- The problem: From the entries below, work out the number of lines that hold the word "Phenylalanine", and give that number alone.

- Supplied material:
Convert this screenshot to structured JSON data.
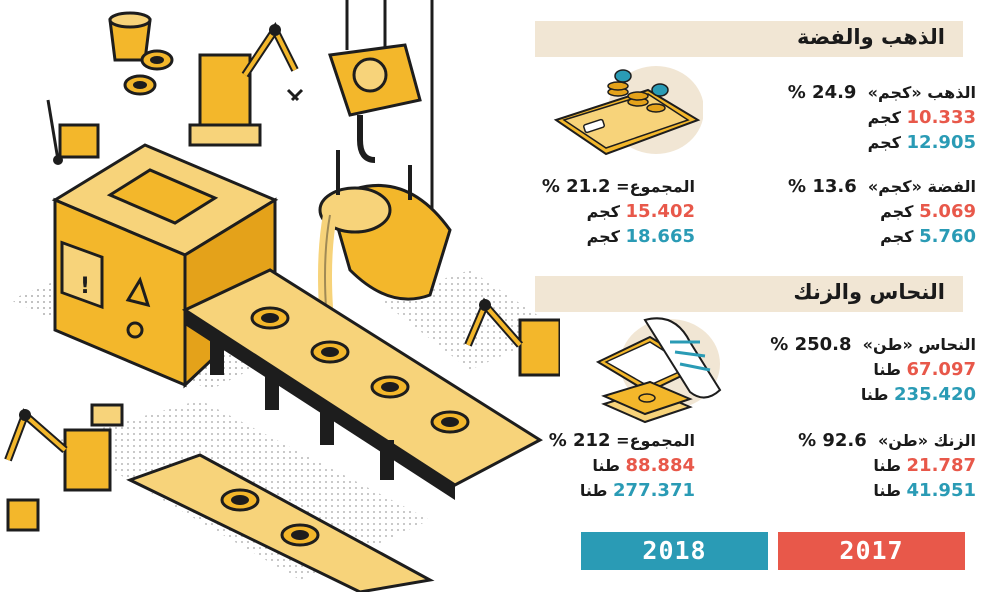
{
  "sections": {
    "gold_silver": {
      "title": "الذهب والفضة",
      "gold": {
        "label": "الذهب «كجم»",
        "percent": "24.9 %",
        "val2017": "10.333",
        "val2018": "12.905",
        "unit": "كجم"
      },
      "silver": {
        "label": "الفضة «كجم»",
        "percent": "13.6 %",
        "val2017": "5.069",
        "val2018": "5.760",
        "unit": "كجم"
      },
      "total": {
        "label": "المجموع=",
        "percent": "21.2 %",
        "val2017": "15.402",
        "val2018": "18.665",
        "unit": "كجم"
      }
    },
    "copper_zinc": {
      "title": "النحاس والزنك",
      "copper": {
        "label": "النحاس «طن»",
        "percent": "250.8 %",
        "val2017": "67.097",
        "val2018": "235.420",
        "unit": "طنا"
      },
      "zinc": {
        "label": "الزنك «طن»",
        "percent": "92.6 %",
        "val2017": "21.787",
        "val2018": "41.951",
        "unit": "طنا"
      },
      "total": {
        "label": "المجموع=",
        "percent": "212 %",
        "val2017": "88.884",
        "val2018": "277.371",
        "unit": "طنا"
      }
    }
  },
  "legend": {
    "year2017": "2017",
    "year2018": "2018",
    "color2017": "#e8584a",
    "color2018": "#2a9bb5"
  },
  "illustration": {
    "icons": [
      "factory-machine-icon",
      "conveyor-belt-icon",
      "robot-arm-icon",
      "crane-hook-icon",
      "crucible-icon",
      "phone-coins-icon",
      "cash-receipt-icon"
    ]
  }
}
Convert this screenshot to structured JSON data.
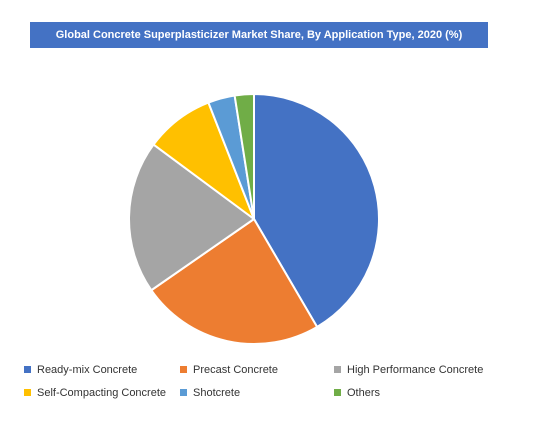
{
  "chart_data": {
    "type": "pie",
    "title": "Global Concrete Superplasticizer Market Share, By Application Type, 2020 (%)",
    "categories": [
      "Ready-mix Concrete",
      "Precast Concrete",
      "High Performance Concrete",
      "Self-Compacting Concrete",
      "Shotcrete",
      "Others"
    ],
    "values": [
      42,
      24,
      20,
      9,
      3.5,
      2.5
    ],
    "colors": [
      "#4472c4",
      "#ed7d31",
      "#a5a5a5",
      "#ffc000",
      "#5b9bd5",
      "#70ad47"
    ],
    "legend_position": "bottom"
  }
}
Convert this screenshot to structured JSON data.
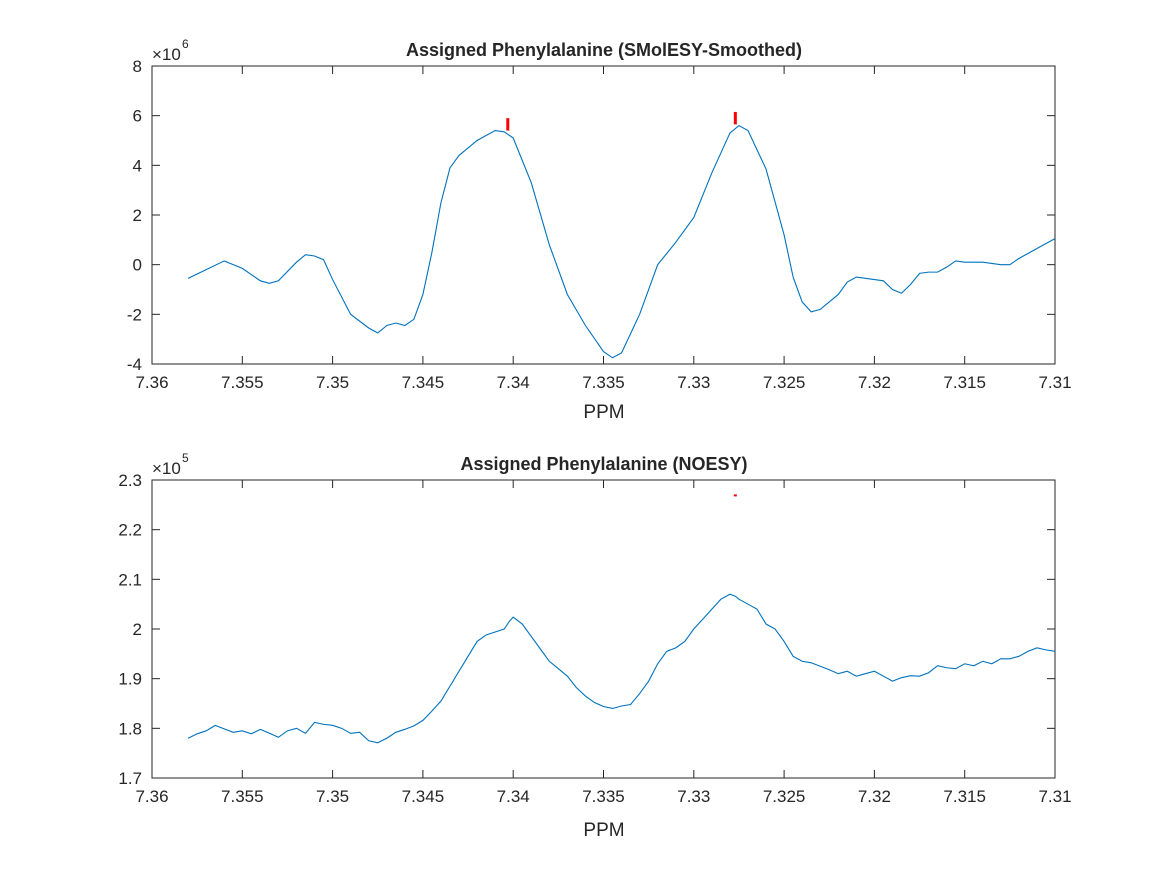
{
  "chart_data": [
    {
      "type": "line",
      "title": "Assigned Phenylalanine (SMolESY-Smoothed)",
      "xlabel": "PPM",
      "ylabel": "",
      "xlim": [
        7.36,
        7.31
      ],
      "x_reversed": true,
      "ylim": [
        -4,
        8
      ],
      "y_exponent": "6",
      "x_ticks": [
        "7.36",
        "7.355",
        "7.35",
        "7.345",
        "7.34",
        "7.335",
        "7.33",
        "7.325",
        "7.32",
        "7.315",
        "7.31"
      ],
      "y_ticks": [
        "-4",
        "-2",
        "0",
        "2",
        "4",
        "6",
        "8"
      ],
      "grid": false,
      "series": [
        {
          "color": "#0072BD",
          "x": [
            7.358,
            7.357,
            7.356,
            7.355,
            7.354,
            7.3535,
            7.353,
            7.352,
            7.3515,
            7.351,
            7.3505,
            7.35,
            7.349,
            7.348,
            7.3475,
            7.347,
            7.3465,
            7.346,
            7.3455,
            7.345,
            7.3445,
            7.344,
            7.3435,
            7.343,
            7.342,
            7.341,
            7.3405,
            7.34,
            7.339,
            7.338,
            7.337,
            7.336,
            7.335,
            7.3345,
            7.334,
            7.333,
            7.332,
            7.3315,
            7.331,
            7.33,
            7.329,
            7.328,
            7.3275,
            7.327,
            7.326,
            7.325,
            7.3245,
            7.324,
            7.3235,
            7.323,
            7.322,
            7.3215,
            7.321,
            7.3205,
            7.32,
            7.3195,
            7.319,
            7.3185,
            7.318,
            7.3175,
            7.317,
            7.3165,
            7.316,
            7.3155,
            7.315,
            7.314,
            7.313,
            7.3125,
            7.312,
            7.311,
            7.31
          ],
          "y": [
            -0.55,
            -0.2,
            0.15,
            -0.15,
            -0.65,
            -0.75,
            -0.65,
            0.1,
            0.4,
            0.35,
            0.2,
            -0.6,
            -2.0,
            -2.55,
            -2.75,
            -2.45,
            -2.35,
            -2.45,
            -2.2,
            -1.2,
            0.5,
            2.5,
            3.9,
            4.4,
            5.0,
            5.4,
            5.35,
            5.1,
            3.3,
            0.8,
            -1.2,
            -2.45,
            -3.5,
            -3.75,
            -3.55,
            -2.0,
            0.0,
            0.45,
            0.9,
            1.9,
            3.7,
            5.3,
            5.6,
            5.4,
            3.85,
            1.2,
            -0.5,
            -1.5,
            -1.9,
            -1.8,
            -1.2,
            -0.7,
            -0.5,
            -0.55,
            -0.6,
            -0.65,
            -1.0,
            -1.15,
            -0.8,
            -0.35,
            -0.3,
            -0.3,
            -0.1,
            0.15,
            0.1,
            0.1,
            0.0,
            0.0,
            0.25,
            0.65,
            1.05
          ]
        }
      ],
      "markers": [
        {
          "x": 7.3403,
          "y_low": 5.4,
          "y_high": 5.9,
          "color": "#ff0000"
        },
        {
          "x": 7.3277,
          "y_low": 5.65,
          "y_high": 6.15,
          "color": "#ff0000"
        }
      ]
    },
    {
      "type": "line",
      "title": "Assigned Phenylalanine (NOESY)",
      "xlabel": "PPM",
      "ylabel": "",
      "xlim": [
        7.36,
        7.31
      ],
      "x_reversed": true,
      "ylim": [
        1.7,
        2.3
      ],
      "y_exponent": "5",
      "x_ticks": [
        "7.36",
        "7.355",
        "7.35",
        "7.345",
        "7.34",
        "7.335",
        "7.33",
        "7.325",
        "7.32",
        "7.315",
        "7.31"
      ],
      "y_ticks": [
        "1.7",
        "1.8",
        "1.9",
        "2",
        "2.1",
        "2.2",
        "2.3"
      ],
      "grid": false,
      "series": [
        {
          "color": "#0072BD",
          "x": [
            7.358,
            7.3575,
            7.357,
            7.3565,
            7.356,
            7.3555,
            7.355,
            7.3545,
            7.354,
            7.3535,
            7.353,
            7.3525,
            7.352,
            7.3515,
            7.351,
            7.3505,
            7.35,
            7.3495,
            7.349,
            7.3485,
            7.348,
            7.3475,
            7.347,
            7.3465,
            7.346,
            7.3455,
            7.345,
            7.3445,
            7.344,
            7.3435,
            7.343,
            7.3425,
            7.342,
            7.3415,
            7.341,
            7.3405,
            7.3402,
            7.34,
            7.3395,
            7.339,
            7.3385,
            7.338,
            7.3375,
            7.337,
            7.3365,
            7.336,
            7.3355,
            7.335,
            7.3345,
            7.334,
            7.3335,
            7.333,
            7.3325,
            7.332,
            7.3315,
            7.331,
            7.3305,
            7.33,
            7.3295,
            7.329,
            7.3285,
            7.328,
            7.3277,
            7.3275,
            7.327,
            7.3265,
            7.326,
            7.3255,
            7.325,
            7.3245,
            7.324,
            7.3235,
            7.323,
            7.3225,
            7.322,
            7.3215,
            7.321,
            7.3205,
            7.32,
            7.3195,
            7.319,
            7.3185,
            7.318,
            7.3175,
            7.317,
            7.3165,
            7.316,
            7.3155,
            7.315,
            7.3145,
            7.314,
            7.3135,
            7.313,
            7.3125,
            7.312,
            7.3115,
            7.311,
            7.3105,
            7.31
          ],
          "y": [
            1.78,
            1.789,
            1.795,
            1.806,
            1.799,
            1.792,
            1.795,
            1.789,
            1.798,
            1.79,
            1.782,
            1.795,
            1.8,
            1.79,
            1.812,
            1.808,
            1.806,
            1.8,
            1.79,
            1.792,
            1.775,
            1.771,
            1.78,
            1.792,
            1.798,
            1.805,
            1.816,
            1.835,
            1.855,
            1.885,
            1.915,
            1.945,
            1.975,
            1.988,
            1.994,
            2.0,
            2.016,
            2.024,
            2.01,
            1.985,
            1.96,
            1.935,
            1.92,
            1.905,
            1.882,
            1.865,
            1.852,
            1.844,
            1.84,
            1.845,
            1.848,
            1.87,
            1.895,
            1.93,
            1.955,
            1.962,
            1.975,
            2.0,
            2.02,
            2.04,
            2.06,
            2.07,
            2.066,
            2.06,
            2.05,
            2.04,
            2.01,
            2.0,
            1.975,
            1.945,
            1.935,
            1.932,
            1.925,
            1.918,
            1.91,
            1.915,
            1.905,
            1.91,
            1.915,
            1.905,
            1.895,
            1.902,
            1.906,
            1.905,
            1.912,
            1.926,
            1.922,
            1.92,
            1.93,
            1.926,
            1.935,
            1.93,
            1.94,
            1.94,
            1.945,
            1.955,
            1.962,
            1.958,
            1.955
          ]
        }
      ],
      "markers": [
        {
          "x": 7.3277,
          "y_low": 2.267,
          "y_high": 2.271,
          "color": "#ff0000"
        }
      ]
    }
  ]
}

- Answer to the exercise: 2